Print each line of the listing once more, precisely as given.

___ DATASET RECORDS ___

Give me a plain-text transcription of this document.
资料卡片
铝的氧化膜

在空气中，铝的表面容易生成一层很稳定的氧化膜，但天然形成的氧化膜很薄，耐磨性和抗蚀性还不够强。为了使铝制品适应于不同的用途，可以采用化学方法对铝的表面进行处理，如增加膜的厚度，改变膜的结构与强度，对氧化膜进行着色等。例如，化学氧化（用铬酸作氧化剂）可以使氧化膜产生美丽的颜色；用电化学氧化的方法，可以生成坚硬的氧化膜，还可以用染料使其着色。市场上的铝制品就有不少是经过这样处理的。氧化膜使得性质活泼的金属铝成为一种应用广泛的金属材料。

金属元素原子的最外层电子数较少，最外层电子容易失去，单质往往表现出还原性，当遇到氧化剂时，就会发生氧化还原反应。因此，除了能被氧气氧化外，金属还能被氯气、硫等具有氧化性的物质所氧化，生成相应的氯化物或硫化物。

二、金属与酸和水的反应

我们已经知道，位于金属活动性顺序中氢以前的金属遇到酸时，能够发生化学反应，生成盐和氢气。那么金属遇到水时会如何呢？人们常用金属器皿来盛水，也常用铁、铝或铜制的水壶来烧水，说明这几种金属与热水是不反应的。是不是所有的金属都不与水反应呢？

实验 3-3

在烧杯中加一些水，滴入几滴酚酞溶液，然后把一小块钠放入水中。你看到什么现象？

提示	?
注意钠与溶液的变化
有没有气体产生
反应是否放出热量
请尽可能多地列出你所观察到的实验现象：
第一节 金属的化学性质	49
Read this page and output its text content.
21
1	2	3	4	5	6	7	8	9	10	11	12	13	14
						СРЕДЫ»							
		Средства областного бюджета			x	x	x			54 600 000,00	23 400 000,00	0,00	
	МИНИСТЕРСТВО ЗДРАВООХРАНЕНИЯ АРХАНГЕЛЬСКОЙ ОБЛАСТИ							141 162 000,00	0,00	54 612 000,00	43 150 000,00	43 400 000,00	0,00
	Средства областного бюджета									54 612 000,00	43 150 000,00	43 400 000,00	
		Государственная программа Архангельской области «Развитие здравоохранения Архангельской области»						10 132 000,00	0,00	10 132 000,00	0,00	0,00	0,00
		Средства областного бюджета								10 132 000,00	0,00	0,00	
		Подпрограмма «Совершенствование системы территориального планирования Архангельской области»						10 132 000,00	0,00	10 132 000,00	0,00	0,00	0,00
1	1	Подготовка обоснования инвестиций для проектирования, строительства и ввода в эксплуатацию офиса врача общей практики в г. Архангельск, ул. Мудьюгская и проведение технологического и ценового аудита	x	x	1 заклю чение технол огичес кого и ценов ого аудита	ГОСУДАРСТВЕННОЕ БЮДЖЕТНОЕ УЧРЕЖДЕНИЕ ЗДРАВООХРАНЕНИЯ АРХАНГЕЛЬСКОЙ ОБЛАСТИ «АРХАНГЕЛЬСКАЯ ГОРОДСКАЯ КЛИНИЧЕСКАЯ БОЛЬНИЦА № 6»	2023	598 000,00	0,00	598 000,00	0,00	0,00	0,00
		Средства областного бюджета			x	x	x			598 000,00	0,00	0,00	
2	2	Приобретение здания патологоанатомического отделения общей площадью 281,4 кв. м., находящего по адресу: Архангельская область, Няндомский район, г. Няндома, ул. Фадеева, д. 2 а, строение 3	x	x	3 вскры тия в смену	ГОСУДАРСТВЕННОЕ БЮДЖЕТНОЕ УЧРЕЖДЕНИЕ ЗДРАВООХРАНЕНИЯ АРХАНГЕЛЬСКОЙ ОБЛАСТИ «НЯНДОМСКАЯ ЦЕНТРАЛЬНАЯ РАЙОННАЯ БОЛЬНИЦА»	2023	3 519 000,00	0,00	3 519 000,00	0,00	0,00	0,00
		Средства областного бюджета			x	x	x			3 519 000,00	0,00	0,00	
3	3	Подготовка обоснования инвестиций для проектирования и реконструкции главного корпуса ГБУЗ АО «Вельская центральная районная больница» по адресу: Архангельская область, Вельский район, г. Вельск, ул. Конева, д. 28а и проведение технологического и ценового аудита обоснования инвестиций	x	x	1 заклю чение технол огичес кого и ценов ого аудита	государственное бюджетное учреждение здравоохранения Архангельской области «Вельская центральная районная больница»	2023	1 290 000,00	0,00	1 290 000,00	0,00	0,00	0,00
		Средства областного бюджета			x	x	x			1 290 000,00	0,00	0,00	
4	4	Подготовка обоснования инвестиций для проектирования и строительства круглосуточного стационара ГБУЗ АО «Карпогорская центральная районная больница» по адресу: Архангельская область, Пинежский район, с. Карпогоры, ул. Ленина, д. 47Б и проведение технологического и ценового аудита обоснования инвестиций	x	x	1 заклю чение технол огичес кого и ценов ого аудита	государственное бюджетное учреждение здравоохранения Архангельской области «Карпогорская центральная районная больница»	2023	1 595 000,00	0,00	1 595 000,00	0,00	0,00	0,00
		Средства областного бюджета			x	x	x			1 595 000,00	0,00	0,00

___

- _THE OUTPUT_:
Give me a plain-text transcription of this document.
资料卡片
铝的氧化膜

在空气中，铝的表面容易生成一层很稳定的氧化膜，但天然形成的氧化膜很薄，耐磨性和抗蚀性还不够强。为了使铝制品适应于不同的用途，可以采用化学方法对铝的表面进行处理，如增加膜的厚度，改变膜的结构与强度，对氧化膜进行着色等。例如，化学氧化（用铬酸作氧化剂）可以使氧化膜产生美丽的颜色；用电化学氧化的方法，可以生成坚硬的氧化膜，还可以用染料使其着色。市场上的铝制品就有不少是经过这样处理的。氧化膜使得性质活泼的金属铝成为一种应用广泛的金属材料。

金属元素原子的最外层电子数较少，最外层电子容易失去，单质往往表现出还原性，当遇到氧化剂时，就会发生氧化还原反应。因此，除了能被氧气氧化外，金属还能被氯气、硫等具有氧化性的物质所氧化，生成相应的氯化物或硫化物。

二、金属与酸和水的反应

我们已经知道，位于金属活动性顺序中氢以前的金属遇到酸时，能够发生化学反应，生成盐和氢气。那么金属遇到水时会如何呢？人们常用金属器皿来盛水，也常用铁、铝或铜制的水壶来烧水，说明这几种金属与热水是不反应的。是不是所有的金属都不与水反应呢？

实验 3-3

在烧杯中加一些水，滴入几滴酚酞溶液，然后把一小块钠放入水中。你看到什么现象？

提示	?
注意钠与溶液的变化
有没有气体产生
反应是否放出热量
请尽可能多地列出你所观察到的实验现象：
第一节 金属的化学性质	49
Read this page and output its text content.
21
1	2	3	4	5	6	7	8	9	10	11	12	13	14
						СРЕДЫ»							
		Средства областного бюджета			x	x	x			54 600 000,00	23 400 000,00	0,00	
	МИНИСТЕРСТВО ЗДРАВООХРАНЕНИЯ АРХАНГЕЛЬСКОЙ ОБЛАСТИ							141 162 000,00	0,00	54 612 000,00	43 150 000,00	43 400 000,00	0,00
	Средства областного бюджета									54 612 000,00	43 150 000,00	43 400 000,00	
		Государственная программа Архангельской области «Развитие здравоохранения Архангельской области»						10 132 000,00	0,00	10 132 000,00	0,00	0,00	0,00
		Средства областного бюджета								10 132 000,00	0,00	0,00	
		Подпрограмма «Совершенствование системы территориального планирования Архангельской области»						10 132 000,00	0,00	10 132 000,00	0,00	0,00	0,00
1	1	Подготовка обоснования инвестиций для проектирования, строительства и ввода в эксплуатацию офиса врача общей практики в г. Архангельск, ул. Мудьюгская и проведение технологического и ценового аудита	x	x	1 заклю чение технол огичес кого и ценов ого аудита	ГОСУДАРСТВЕННОЕ БЮДЖЕТНОЕ УЧРЕЖДЕНИЕ ЗДРАВООХРАНЕНИЯ АРХАНГЕЛЬСКОЙ ОБЛАСТИ «АРХАНГЕЛЬСКАЯ ГОРОДСКАЯ КЛИНИЧЕСКАЯ БОЛЬНИЦА № 6»	2023	598 000,00	0,00	598 000,00	0,00	0,00	0,00
		Средства областного бюджета			x	x	x			598 000,00	0,00	0,00	
2	2	Приобретение здания патологоанатомического отделения общей площадью 281,4 кв. м., находящего по адресу: Архангельская область, Няндомский район, г. Няндома, ул. Фадеева, д. 2 а, строение 3	x	x	3 вскры тия в смену	ГОСУДАРСТВЕННОЕ БЮДЖЕТНОЕ УЧРЕЖДЕНИЕ ЗДРАВООХРАНЕНИЯ АРХАНГЕЛЬСКОЙ ОБЛАСТИ «НЯНДОМСКАЯ ЦЕНТРАЛЬНАЯ РАЙОННАЯ БОЛЬНИЦА»	2023	3 519 000,00	0,00	3 519 000,00	0,00	0,00	0,00
		Средства областного бюджета			x	x	x			3 519 000,00	0,00	0,00	
3	3	Подготовка обоснования инвестиций для проектирования и реконструкции главного корпуса ГБУЗ АО «Вельская центральная районная больница» по адресу: Архангельская область, Вельский район, г. Вельск, ул. Конева, д. 28а и проведение технологического и ценового аудита обоснования инвестиций	x	x	1 заклю чение технол огичес кого и ценов ого аудита	государственное бюджетное учреждение здравоохранения Архангельской области «Вельская центральная районная больница»	2023	1 290 000,00	0,00	1 290 000,00	0,00	0,00	0,00
		Средства областного бюджета			x	x	x			1 290 000,00	0,00	0,00	
4	4	Подготовка обоснования инвестиций для проектирования и строительства круглосуточного стационара ГБУЗ АО «Карпогорская центральная районная больница» по адресу: Архангельская область, Пинежский район, с. Карпогоры, ул. Ленина, д. 47Б и проведение технологического и ценового аудита обоснования инвестиций	x	x	1 заклю чение технол огичес кого и ценов ого аудита	государственное бюджетное учреждение здравоохранения Архангельской области «Карпогорская центральная районная больница»	2023	1 595 000,00	0,00	1 595 000,00	0,00	0,00	0,00
		Средства областного бюджета			x	x	x			1 595 000,00	0,00	0,00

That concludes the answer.